→ Work to be completed
Below are records to repeat exactly. Omit the pictures from the copy.

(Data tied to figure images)
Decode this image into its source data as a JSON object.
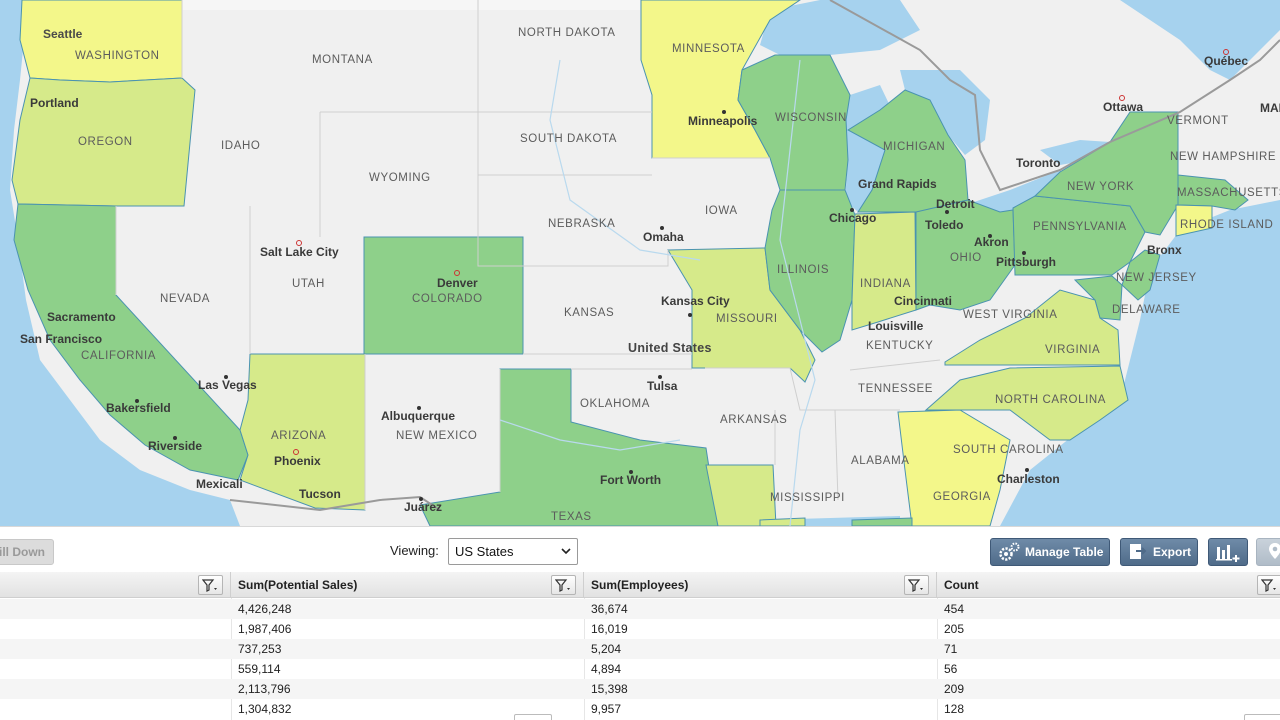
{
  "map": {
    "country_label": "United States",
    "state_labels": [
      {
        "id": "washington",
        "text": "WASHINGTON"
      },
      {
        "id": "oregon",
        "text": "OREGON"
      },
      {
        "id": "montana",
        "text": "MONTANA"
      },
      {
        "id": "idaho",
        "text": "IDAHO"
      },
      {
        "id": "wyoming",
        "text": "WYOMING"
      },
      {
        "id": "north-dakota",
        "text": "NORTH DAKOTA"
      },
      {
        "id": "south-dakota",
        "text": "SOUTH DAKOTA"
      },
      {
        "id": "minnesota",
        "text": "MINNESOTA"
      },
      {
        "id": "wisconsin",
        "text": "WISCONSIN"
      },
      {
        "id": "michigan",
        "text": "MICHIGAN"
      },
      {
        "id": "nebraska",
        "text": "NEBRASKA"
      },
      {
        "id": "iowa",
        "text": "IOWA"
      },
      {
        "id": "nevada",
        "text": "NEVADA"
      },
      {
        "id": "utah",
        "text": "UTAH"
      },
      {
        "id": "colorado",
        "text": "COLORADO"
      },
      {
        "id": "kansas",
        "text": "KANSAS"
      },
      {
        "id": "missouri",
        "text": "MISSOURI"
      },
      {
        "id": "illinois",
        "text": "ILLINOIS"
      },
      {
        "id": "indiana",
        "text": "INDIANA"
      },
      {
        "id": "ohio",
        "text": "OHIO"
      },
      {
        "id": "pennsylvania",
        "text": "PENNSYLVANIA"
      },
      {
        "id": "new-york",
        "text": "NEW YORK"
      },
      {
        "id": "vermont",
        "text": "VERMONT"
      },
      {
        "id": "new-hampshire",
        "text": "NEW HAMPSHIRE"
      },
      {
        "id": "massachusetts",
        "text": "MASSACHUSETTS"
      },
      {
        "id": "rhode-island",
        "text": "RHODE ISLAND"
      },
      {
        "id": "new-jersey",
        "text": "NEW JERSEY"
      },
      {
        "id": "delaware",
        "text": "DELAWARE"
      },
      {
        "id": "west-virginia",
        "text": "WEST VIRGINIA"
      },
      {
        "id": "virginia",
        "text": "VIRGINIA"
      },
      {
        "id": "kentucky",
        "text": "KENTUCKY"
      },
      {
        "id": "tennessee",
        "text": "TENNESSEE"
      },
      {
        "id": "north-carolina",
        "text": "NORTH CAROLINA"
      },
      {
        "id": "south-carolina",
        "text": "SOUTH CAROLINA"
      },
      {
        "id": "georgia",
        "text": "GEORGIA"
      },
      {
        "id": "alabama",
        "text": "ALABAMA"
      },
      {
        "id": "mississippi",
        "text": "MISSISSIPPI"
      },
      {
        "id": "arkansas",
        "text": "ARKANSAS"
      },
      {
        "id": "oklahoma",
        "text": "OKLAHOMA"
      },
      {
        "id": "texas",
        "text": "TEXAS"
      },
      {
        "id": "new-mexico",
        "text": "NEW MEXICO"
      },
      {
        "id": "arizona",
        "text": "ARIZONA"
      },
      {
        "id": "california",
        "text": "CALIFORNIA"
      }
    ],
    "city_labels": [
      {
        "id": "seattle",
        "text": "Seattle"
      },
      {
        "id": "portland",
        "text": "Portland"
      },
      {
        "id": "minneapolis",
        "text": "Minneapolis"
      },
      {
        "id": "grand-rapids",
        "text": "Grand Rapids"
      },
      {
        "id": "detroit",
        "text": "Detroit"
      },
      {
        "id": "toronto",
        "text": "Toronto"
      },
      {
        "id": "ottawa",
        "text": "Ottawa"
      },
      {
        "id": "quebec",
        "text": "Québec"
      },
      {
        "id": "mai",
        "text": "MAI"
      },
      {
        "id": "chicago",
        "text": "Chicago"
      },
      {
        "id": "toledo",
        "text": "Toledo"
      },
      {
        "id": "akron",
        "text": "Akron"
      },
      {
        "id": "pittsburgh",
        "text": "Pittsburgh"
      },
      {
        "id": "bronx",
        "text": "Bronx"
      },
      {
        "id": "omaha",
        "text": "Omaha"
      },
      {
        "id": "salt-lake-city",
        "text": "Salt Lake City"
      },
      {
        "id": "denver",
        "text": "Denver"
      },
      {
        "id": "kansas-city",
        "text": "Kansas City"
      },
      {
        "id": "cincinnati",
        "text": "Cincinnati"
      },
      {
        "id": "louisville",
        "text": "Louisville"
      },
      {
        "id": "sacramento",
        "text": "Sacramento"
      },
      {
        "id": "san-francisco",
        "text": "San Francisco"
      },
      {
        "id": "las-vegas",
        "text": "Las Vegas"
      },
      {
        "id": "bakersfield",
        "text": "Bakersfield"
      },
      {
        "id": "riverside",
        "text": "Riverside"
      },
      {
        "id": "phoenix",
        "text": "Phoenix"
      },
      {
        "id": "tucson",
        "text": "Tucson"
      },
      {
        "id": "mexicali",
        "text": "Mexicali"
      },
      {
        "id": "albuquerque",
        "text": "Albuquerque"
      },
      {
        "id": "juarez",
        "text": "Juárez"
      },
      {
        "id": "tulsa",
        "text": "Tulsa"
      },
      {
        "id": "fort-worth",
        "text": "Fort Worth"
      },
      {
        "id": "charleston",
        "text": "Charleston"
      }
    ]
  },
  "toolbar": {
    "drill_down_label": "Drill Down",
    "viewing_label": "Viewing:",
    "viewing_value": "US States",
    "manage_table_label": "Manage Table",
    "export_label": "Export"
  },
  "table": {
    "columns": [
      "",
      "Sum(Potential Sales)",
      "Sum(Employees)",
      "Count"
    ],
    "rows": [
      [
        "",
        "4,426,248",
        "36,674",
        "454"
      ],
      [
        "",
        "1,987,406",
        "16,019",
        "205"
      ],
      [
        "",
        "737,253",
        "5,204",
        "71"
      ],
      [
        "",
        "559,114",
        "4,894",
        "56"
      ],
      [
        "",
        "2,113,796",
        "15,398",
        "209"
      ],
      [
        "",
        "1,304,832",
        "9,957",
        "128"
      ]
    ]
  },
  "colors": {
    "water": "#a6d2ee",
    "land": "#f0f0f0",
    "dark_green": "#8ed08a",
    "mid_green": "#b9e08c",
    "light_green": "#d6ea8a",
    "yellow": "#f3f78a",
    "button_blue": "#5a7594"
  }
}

→ Written solution
Decode this image into its source data as a JSON object.
{
  "map": {
    "country_label": "United States",
    "state_labels": [
      {
        "id": "washington",
        "text": "WASHINGTON"
      },
      {
        "id": "oregon",
        "text": "OREGON"
      },
      {
        "id": "montana",
        "text": "MONTANA"
      },
      {
        "id": "idaho",
        "text": "IDAHO"
      },
      {
        "id": "wyoming",
        "text": "WYOMING"
      },
      {
        "id": "north-dakota",
        "text": "NORTH DAKOTA"
      },
      {
        "id": "south-dakota",
        "text": "SOUTH DAKOTA"
      },
      {
        "id": "minnesota",
        "text": "MINNESOTA"
      },
      {
        "id": "wisconsin",
        "text": "WISCONSIN"
      },
      {
        "id": "michigan",
        "text": "MICHIGAN"
      },
      {
        "id": "nebraska",
        "text": "NEBRASKA"
      },
      {
        "id": "iowa",
        "text": "IOWA"
      },
      {
        "id": "nevada",
        "text": "NEVADA"
      },
      {
        "id": "utah",
        "text": "UTAH"
      },
      {
        "id": "colorado",
        "text": "COLORADO"
      },
      {
        "id": "kansas",
        "text": "KANSAS"
      },
      {
        "id": "missouri",
        "text": "MISSOURI"
      },
      {
        "id": "illinois",
        "text": "ILLINOIS"
      },
      {
        "id": "indiana",
        "text": "INDIANA"
      },
      {
        "id": "ohio",
        "text": "OHIO"
      },
      {
        "id": "pennsylvania",
        "text": "PENNSYLVANIA"
      },
      {
        "id": "new-york",
        "text": "NEW YORK"
      },
      {
        "id": "vermont",
        "text": "VERMONT"
      },
      {
        "id": "new-hampshire",
        "text": "NEW HAMPSHIRE"
      },
      {
        "id": "massachusetts",
        "text": "MASSACHUSETTS"
      },
      {
        "id": "rhode-island",
        "text": "RHODE ISLAND"
      },
      {
        "id": "new-jersey",
        "text": "NEW JERSEY"
      },
      {
        "id": "delaware",
        "text": "DELAWARE"
      },
      {
        "id": "west-virginia",
        "text": "WEST VIRGINIA"
      },
      {
        "id": "virginia",
        "text": "VIRGINIA"
      },
      {
        "id": "kentucky",
        "text": "KENTUCKY"
      },
      {
        "id": "tennessee",
        "text": "TENNESSEE"
      },
      {
        "id": "north-carolina",
        "text": "NORTH CAROLINA"
      },
      {
        "id": "south-carolina",
        "text": "SOUTH CAROLINA"
      },
      {
        "id": "georgia",
        "text": "GEORGIA"
      },
      {
        "id": "alabama",
        "text": "ALABAMA"
      },
      {
        "id": "mississippi",
        "text": "MISSISSIPPI"
      },
      {
        "id": "arkansas",
        "text": "ARKANSAS"
      },
      {
        "id": "oklahoma",
        "text": "OKLAHOMA"
      },
      {
        "id": "texas",
        "text": "TEXAS"
      },
      {
        "id": "new-mexico",
        "text": "NEW MEXICO"
      },
      {
        "id": "arizona",
        "text": "ARIZONA"
      },
      {
        "id": "california",
        "text": "CALIFORNIA"
      }
    ],
    "city_labels": [
      {
        "id": "seattle",
        "text": "Seattle"
      },
      {
        "id": "portland",
        "text": "Portland"
      },
      {
        "id": "minneapolis",
        "text": "Minneapolis"
      },
      {
        "id": "grand-rapids",
        "text": "Grand Rapids"
      },
      {
        "id": "detroit",
        "text": "Detroit"
      },
      {
        "id": "toronto",
        "text": "Toronto"
      },
      {
        "id": "ottawa",
        "text": "Ottawa"
      },
      {
        "id": "quebec",
        "text": "Québec"
      },
      {
        "id": "mai",
        "text": "MAI"
      },
      {
        "id": "chicago",
        "text": "Chicago"
      },
      {
        "id": "toledo",
        "text": "Toledo"
      },
      {
        "id": "akron",
        "text": "Akron"
      },
      {
        "id": "pittsburgh",
        "text": "Pittsburgh"
      },
      {
        "id": "bronx",
        "text": "Bronx"
      },
      {
        "id": "omaha",
        "text": "Omaha"
      },
      {
        "id": "salt-lake-city",
        "text": "Salt Lake City"
      },
      {
        "id": "denver",
        "text": "Denver"
      },
      {
        "id": "kansas-city",
        "text": "Kansas City"
      },
      {
        "id": "cincinnati",
        "text": "Cincinnati"
      },
      {
        "id": "louisville",
        "text": "Louisville"
      },
      {
        "id": "sacramento",
        "text": "Sacramento"
      },
      {
        "id": "san-francisco",
        "text": "San Francisco"
      },
      {
        "id": "las-vegas",
        "text": "Las Vegas"
      },
      {
        "id": "bakersfield",
        "text": "Bakersfield"
      },
      {
        "id": "riverside",
        "text": "Riverside"
      },
      {
        "id": "phoenix",
        "text": "Phoenix"
      },
      {
        "id": "tucson",
        "text": "Tucson"
      },
      {
        "id": "mexicali",
        "text": "Mexicali"
      },
      {
        "id": "albuquerque",
        "text": "Albuquerque"
      },
      {
        "id": "juarez",
        "text": "Juárez"
      },
      {
        "id": "tulsa",
        "text": "Tulsa"
      },
      {
        "id": "fort-worth",
        "text": "Fort Worth"
      },
      {
        "id": "charleston",
        "text": "Charleston"
      }
    ]
  },
  "toolbar": {
    "drill_down_label": "Drill Down",
    "viewing_label": "Viewing:",
    "viewing_value": "US States",
    "manage_table_label": "Manage Table",
    "export_label": "Export"
  },
  "table": {
    "columns": [
      "",
      "Sum(Potential Sales)",
      "Sum(Employees)",
      "Count"
    ],
    "rows": [
      [
        "",
        "4,426,248",
        "36,674",
        "454"
      ],
      [
        "",
        "1,987,406",
        "16,019",
        "205"
      ],
      [
        "",
        "737,253",
        "5,204",
        "71"
      ],
      [
        "",
        "559,114",
        "4,894",
        "56"
      ],
      [
        "",
        "2,113,796",
        "15,398",
        "209"
      ],
      [
        "",
        "1,304,832",
        "9,957",
        "128"
      ]
    ]
  },
  "colors": {
    "water": "#a6d2ee",
    "land": "#f0f0f0",
    "dark_green": "#8ed08a",
    "mid_green": "#b9e08c",
    "light_green": "#d6ea8a",
    "yellow": "#f3f78a",
    "button_blue": "#5a7594"
  }
}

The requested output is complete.